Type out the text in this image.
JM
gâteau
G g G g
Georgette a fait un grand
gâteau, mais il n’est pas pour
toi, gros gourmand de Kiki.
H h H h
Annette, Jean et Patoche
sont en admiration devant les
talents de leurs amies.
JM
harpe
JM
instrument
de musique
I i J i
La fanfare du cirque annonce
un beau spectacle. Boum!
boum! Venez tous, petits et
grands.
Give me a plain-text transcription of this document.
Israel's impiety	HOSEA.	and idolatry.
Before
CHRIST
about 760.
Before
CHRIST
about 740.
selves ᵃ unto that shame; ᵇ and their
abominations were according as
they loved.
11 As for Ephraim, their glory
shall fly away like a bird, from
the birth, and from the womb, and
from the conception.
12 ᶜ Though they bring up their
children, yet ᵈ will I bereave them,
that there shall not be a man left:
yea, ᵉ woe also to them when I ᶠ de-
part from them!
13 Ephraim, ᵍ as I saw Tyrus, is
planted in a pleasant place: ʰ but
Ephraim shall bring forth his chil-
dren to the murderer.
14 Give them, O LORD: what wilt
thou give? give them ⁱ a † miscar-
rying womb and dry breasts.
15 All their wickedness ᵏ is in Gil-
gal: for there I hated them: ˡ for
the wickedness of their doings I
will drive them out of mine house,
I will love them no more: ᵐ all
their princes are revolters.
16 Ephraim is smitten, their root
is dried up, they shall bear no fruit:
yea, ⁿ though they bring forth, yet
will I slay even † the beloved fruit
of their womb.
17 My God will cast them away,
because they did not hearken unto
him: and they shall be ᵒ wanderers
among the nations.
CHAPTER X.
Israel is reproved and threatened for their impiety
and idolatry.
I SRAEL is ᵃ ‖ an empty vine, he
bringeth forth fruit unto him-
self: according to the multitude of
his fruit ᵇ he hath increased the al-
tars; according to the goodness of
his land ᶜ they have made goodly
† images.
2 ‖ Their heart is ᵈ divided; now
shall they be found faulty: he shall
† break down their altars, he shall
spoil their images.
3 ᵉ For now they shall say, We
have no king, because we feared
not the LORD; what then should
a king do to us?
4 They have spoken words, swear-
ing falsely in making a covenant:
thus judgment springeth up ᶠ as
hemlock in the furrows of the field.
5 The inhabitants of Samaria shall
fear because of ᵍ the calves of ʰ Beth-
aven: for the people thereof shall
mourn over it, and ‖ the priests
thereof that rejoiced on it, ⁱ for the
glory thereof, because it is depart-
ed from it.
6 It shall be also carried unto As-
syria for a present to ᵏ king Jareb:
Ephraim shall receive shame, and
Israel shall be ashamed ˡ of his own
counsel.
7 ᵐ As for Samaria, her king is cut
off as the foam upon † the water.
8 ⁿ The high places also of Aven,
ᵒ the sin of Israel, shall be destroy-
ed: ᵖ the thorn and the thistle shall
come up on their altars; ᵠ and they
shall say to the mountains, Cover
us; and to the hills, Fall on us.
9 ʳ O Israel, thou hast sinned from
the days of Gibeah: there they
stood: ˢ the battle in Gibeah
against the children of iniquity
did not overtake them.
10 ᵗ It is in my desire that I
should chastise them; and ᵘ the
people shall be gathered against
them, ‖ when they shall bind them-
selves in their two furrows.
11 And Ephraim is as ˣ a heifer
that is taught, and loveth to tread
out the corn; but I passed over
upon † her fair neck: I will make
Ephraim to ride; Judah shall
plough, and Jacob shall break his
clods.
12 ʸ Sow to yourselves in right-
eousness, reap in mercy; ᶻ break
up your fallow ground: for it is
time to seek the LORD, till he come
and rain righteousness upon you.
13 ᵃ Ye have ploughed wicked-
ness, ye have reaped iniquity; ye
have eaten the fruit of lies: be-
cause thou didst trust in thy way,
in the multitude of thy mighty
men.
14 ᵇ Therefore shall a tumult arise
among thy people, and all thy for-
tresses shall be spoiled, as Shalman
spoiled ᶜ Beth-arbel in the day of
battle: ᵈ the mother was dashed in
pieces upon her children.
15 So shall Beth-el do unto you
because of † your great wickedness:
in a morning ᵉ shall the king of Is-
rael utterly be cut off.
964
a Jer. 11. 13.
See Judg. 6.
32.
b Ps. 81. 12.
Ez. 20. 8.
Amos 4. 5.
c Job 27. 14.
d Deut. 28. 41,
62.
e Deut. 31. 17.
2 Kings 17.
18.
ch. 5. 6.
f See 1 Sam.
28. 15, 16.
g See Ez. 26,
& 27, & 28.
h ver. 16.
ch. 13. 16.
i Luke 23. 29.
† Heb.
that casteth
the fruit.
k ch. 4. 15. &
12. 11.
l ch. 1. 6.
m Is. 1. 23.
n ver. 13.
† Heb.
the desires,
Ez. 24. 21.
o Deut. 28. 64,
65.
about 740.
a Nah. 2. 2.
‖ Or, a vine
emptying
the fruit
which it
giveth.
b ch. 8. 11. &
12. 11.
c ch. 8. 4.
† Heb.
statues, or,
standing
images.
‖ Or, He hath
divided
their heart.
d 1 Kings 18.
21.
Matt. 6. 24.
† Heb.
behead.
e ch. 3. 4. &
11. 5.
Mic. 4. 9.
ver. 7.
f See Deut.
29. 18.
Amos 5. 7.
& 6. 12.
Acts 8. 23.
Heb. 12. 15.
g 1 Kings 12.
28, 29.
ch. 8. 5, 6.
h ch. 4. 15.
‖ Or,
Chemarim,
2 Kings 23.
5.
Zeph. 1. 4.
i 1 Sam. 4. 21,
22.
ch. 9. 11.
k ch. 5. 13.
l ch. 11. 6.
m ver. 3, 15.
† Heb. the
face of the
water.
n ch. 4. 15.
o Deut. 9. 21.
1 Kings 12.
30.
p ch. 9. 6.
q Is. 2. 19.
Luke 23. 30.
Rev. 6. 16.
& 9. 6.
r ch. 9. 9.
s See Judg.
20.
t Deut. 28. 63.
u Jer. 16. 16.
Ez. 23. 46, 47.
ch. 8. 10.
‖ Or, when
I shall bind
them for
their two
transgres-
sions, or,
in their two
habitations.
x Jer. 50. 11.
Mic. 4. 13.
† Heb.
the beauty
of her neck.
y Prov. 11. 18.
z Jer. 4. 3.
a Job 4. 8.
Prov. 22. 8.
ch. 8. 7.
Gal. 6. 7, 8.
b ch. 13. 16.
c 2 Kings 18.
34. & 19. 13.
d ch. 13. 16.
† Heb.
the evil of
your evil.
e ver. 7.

EXERCISE TASK
Find the word "idolatry" in the entries above and gather every line that holds it.

CORRECT RESPONSE
Israel's impiety	HOSEA.	and idolatry.
and idolatry.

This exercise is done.